# Data entries
## START

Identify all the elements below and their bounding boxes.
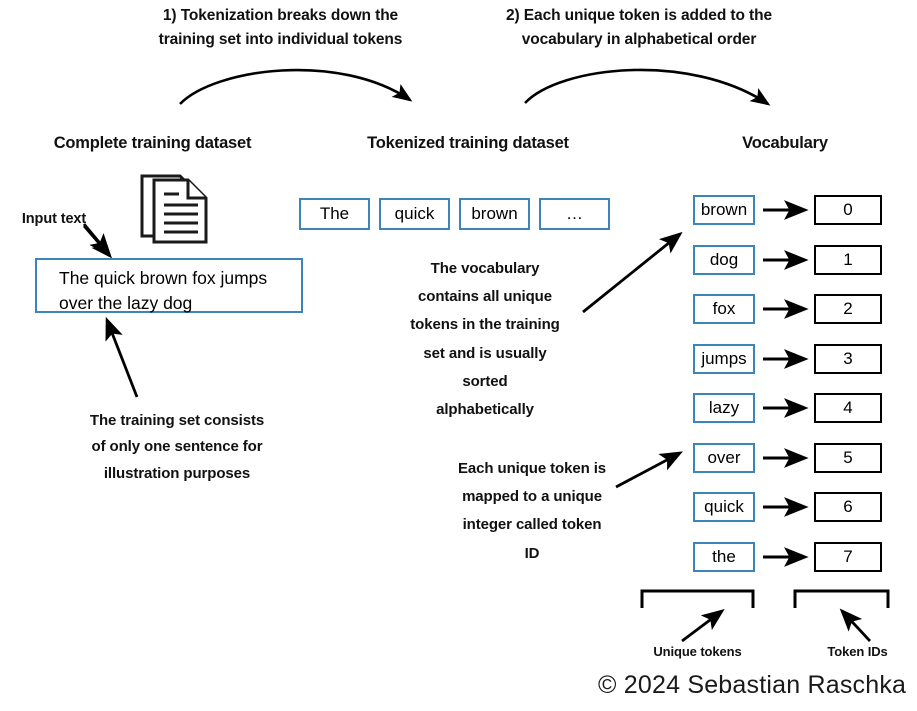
vocab-map-arrow-5 <box>763 447 809 468</box>
token-id-note-line4: ID <box>524 544 540 562</box>
column-header-complete-training-dataset: Complete training dataset <box>53 134 252 152</box>
vocab-token-box-0[interactable]: brown <box>693 195 755 225</box>
token-id-note: Each unique token is mapped to a unique … <box>437 455 627 568</box>
vocab-id-box-0[interactable]: 0 <box>814 195 882 225</box>
token-id-note-line3: integer called token <box>462 516 602 534</box>
vocab-token-box-5[interactable]: over <box>693 442 755 473</box>
vocab-map-arrow-0 <box>763 200 809 220</box>
copyright-notice: © 2024 Sebastian Raschka <box>598 671 907 699</box>
vocab-id-box-3[interactable]: 3 <box>814 343 882 374</box>
vocab-token-box-6[interactable]: quick <box>693 492 755 522</box>
vocab-token-box-7[interactable]: the <box>693 541 755 572</box>
vocab-map-arrow-4 <box>763 398 809 418</box>
column-header-vocabulary: Vocabulary <box>742 134 828 152</box>
vocab-id-box-4[interactable]: 4 <box>814 393 882 423</box>
vocabulary-note-line4: set and is usually <box>423 344 547 362</box>
vocabulary-note-line6: alphabetically <box>436 400 534 418</box>
vocab-token-box-2[interactable]: fox <box>693 294 755 324</box>
token-id-note-line1: Each unique token is <box>457 460 607 477</box>
vocab-map-arrow-1 <box>763 249 809 270</box>
vocab-map-arrow-6 <box>763 497 809 517</box>
training-set-note-arrow <box>105 316 139 398</box>
vocab-id-box-7[interactable]: 7 <box>814 541 882 572</box>
vocabulary-note-line5: sorted <box>462 372 508 390</box>
vocabulary-note: The vocabulary contains all unique token… <box>392 255 578 424</box>
token-id-note-arrow <box>615 451 683 489</box>
vocab-token-box-4[interactable]: lazy <box>693 393 755 423</box>
vocab-id-box-5[interactable]: 5 <box>814 442 882 473</box>
token-box-2[interactable]: brown <box>459 198 530 230</box>
token-ids-label: Token IDs <box>827 644 888 659</box>
column-header-tokenized-training-dataset: Tokenized training dataset <box>367 134 569 152</box>
input-text-line1: The quick brown fox jumps <box>59 268 268 288</box>
training-set-note: The training set consists of only one se… <box>52 408 302 487</box>
token-box-0[interactable]: The <box>299 198 370 230</box>
token-id-note-line2: mapped to a unique <box>462 488 602 506</box>
document-stack-icon <box>140 174 208 244</box>
vocabulary-note-line1: The vocabulary <box>430 260 540 277</box>
vocab-map-arrow-3 <box>763 348 809 369</box>
curved-arrow-step-2 <box>524 68 771 106</box>
vocab-token-box-3[interactable]: jumps <box>693 343 755 374</box>
unique-tokens-label: Unique tokens <box>653 644 742 659</box>
vocab-id-box-2[interactable]: 2 <box>814 294 882 324</box>
vocab-map-arrow-7 <box>763 546 809 567</box>
curved-arrows-group <box>179 68 771 106</box>
vocab-map-arrow-2 <box>763 299 809 319</box>
unique-tokens-arrow <box>681 608 725 643</box>
vocabulary-note-arrow <box>582 231 683 314</box>
curved-arrow-step-1 <box>179 68 413 105</box>
vocab-id-box-1[interactable]: 1 <box>814 244 882 275</box>
training-set-note-line2: of only one sentence for <box>91 438 263 456</box>
vocab-token-box-1[interactable]: dog <box>693 244 755 275</box>
token-ids-arrow <box>839 608 872 642</box>
token-box-1[interactable]: quick <box>379 198 450 230</box>
training-set-note-line1: The training set consists <box>89 412 265 429</box>
vocabulary-note-line3: tokens in the training <box>410 316 560 334</box>
diagram-canvas: 1) Tokenization breaks down the training… <box>0 0 917 711</box>
training-set-note-line3: illustration purposes <box>103 464 251 482</box>
vocab-id-box-6[interactable]: 6 <box>814 492 882 522</box>
vocabulary-note-line2: contains all unique <box>418 288 552 306</box>
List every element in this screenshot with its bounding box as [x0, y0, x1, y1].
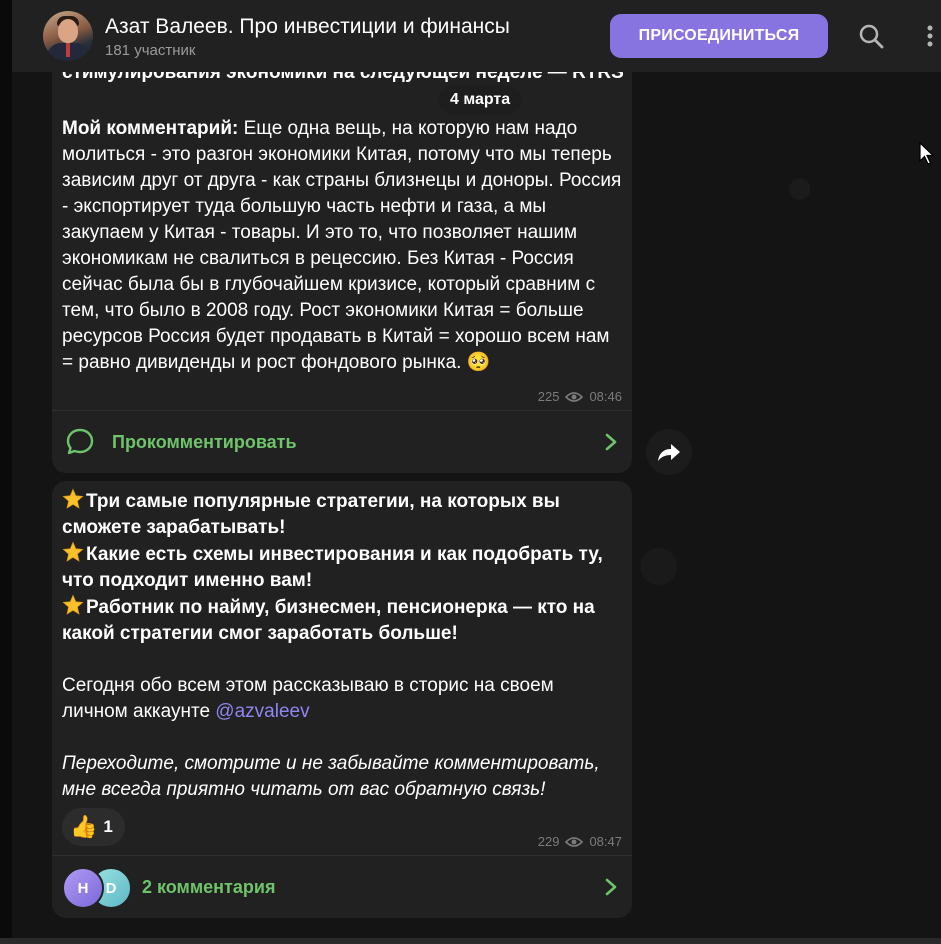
divider [52, 410, 632, 411]
mention-link[interactable]: @azvaleev [215, 701, 309, 722]
post-text: Три самые популярные стратегии, на котор… [62, 488, 622, 803]
comments-count-label: 2 комментария [142, 876, 276, 897]
search-icon[interactable] [857, 22, 885, 50]
member-count: 181 участник [105, 41, 196, 59]
star-emoji-icon [62, 488, 84, 509]
post-time: 08:46 [589, 389, 622, 404]
channel-title: Азат Валеев. Про инвестиции и финансы [105, 14, 510, 38]
comment-button[interactable]: Прокомментировать [52, 412, 632, 472]
post-body: Еще одна вещь, на которую нам надо молит… [62, 118, 622, 373]
commenter-avatar: H [62, 867, 104, 909]
share-button[interactable] [646, 429, 692, 475]
star-emoji-icon [62, 541, 84, 562]
reaction-count: 1 [103, 817, 113, 836]
channel-post[interactable]: стимулирования экономики на следующей не… [52, 40, 632, 473]
eye-icon [565, 836, 584, 847]
mouse-cursor-icon [919, 142, 935, 165]
channel-post[interactable]: Три самые популярные стратегии, на котор… [52, 481, 632, 918]
post-meta: 225 08:46 [538, 389, 622, 404]
post-italic-paragraph: Переходите, смотрите и не забывайте комм… [62, 753, 600, 800]
chevron-right-icon [605, 433, 617, 451]
join-button[interactable]: ПРИСОЕДИНИТЬСЯ [610, 14, 828, 58]
chat-header[interactable]: Азат Валеев. Про инвестиции и финансы 18… [12, 0, 941, 72]
comment-label: Прокомментировать [112, 431, 297, 452]
bottom-edge [0, 938, 941, 944]
channel-avatar[interactable] [43, 11, 93, 61]
eye-icon [565, 391, 584, 402]
share-arrow-icon [658, 444, 680, 461]
post-bullet: Работник по найму, бизнесмен, пенсионерк… [62, 594, 622, 647]
comments-button[interactable]: H D 2 комментария [52, 857, 632, 917]
post-meta: 229 08:47 [538, 834, 622, 849]
left-panel-edge [0, 0, 12, 944]
view-count: 225 [537, 389, 560, 404]
post-text: Мой комментарий: Еще одна вещь, на котор… [62, 116, 622, 376]
post-time: 08:47 [589, 834, 622, 849]
chevron-right-icon [605, 878, 617, 896]
post-bullet: Три самые популярные стратегии, на котор… [62, 488, 622, 541]
post-bullet: Какие есть схемы инвестирования и как по… [62, 541, 622, 594]
comment-prefix: Мой комментарий: [62, 118, 239, 139]
channel-title-block[interactable]: Азат Валеев. Про инвестиции и финансы 18… [105, 14, 510, 59]
thumbs-up-icon: 👍 [70, 814, 98, 839]
post-paragraph: Сегодня обо всем этом рассказываю в стор… [62, 675, 554, 722]
date-separator: 4 марта [438, 85, 523, 115]
view-count: 229 [537, 834, 560, 849]
comment-bubble-icon [66, 428, 94, 455]
divider [52, 855, 632, 856]
more-vertical-icon[interactable] [916, 22, 941, 50]
reaction-thumbs-up[interactable]: 👍 1 [62, 808, 125, 846]
star-emoji-icon [62, 594, 84, 615]
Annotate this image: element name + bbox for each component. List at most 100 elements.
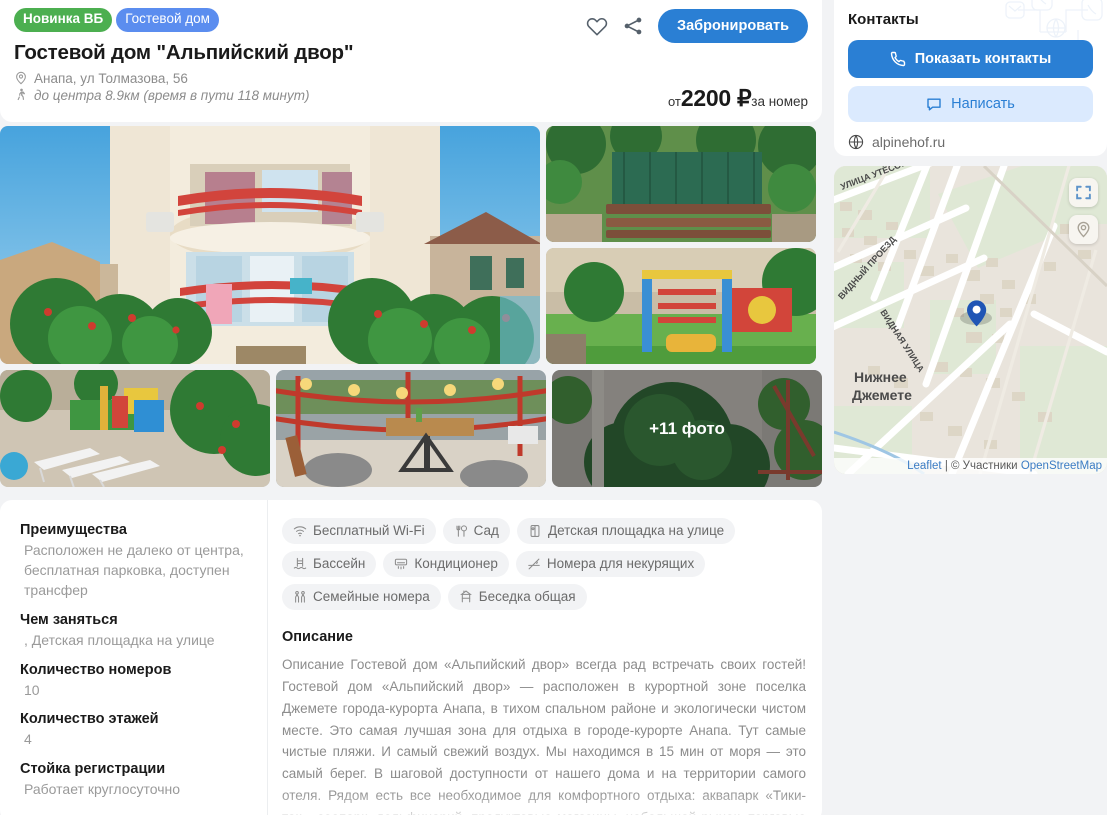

## END

Transcribe word for word the lines of the material from the line with "vocab-map-arrow-5 <box>763 447 809 468</box>" up to and including the line with "vocab-token-box-7[interactable]: the <box>693".

# TASK ANSWER
vocab-map-arrow-5 <box>763 447 809 468</box>
token-id-note-line4: ID <box>524 544 540 562</box>
column-header-complete-training-dataset: Complete training dataset <box>53 134 252 152</box>
vocab-token-box-0[interactable]: brown <box>693 195 755 225</box>
token-id-note: Each unique token is mapped to a unique … <box>437 455 627 568</box>
vocab-id-box-0[interactable]: 0 <box>814 195 882 225</box>
token-id-note-line3: integer called token <box>462 516 602 534</box>
vocab-token-box-5[interactable]: over <box>693 442 755 473</box>
vocab-map-arrow-0 <box>763 200 809 220</box>
copyright-notice: © 2024 Sebastian Raschka <box>598 671 907 699</box>
vocab-id-box-3[interactable]: 3 <box>814 343 882 374</box>
vocab-token-box-6[interactable]: quick <box>693 492 755 522</box>
vocab-token-box-7[interactable]: the <box>693 541 755 572</box>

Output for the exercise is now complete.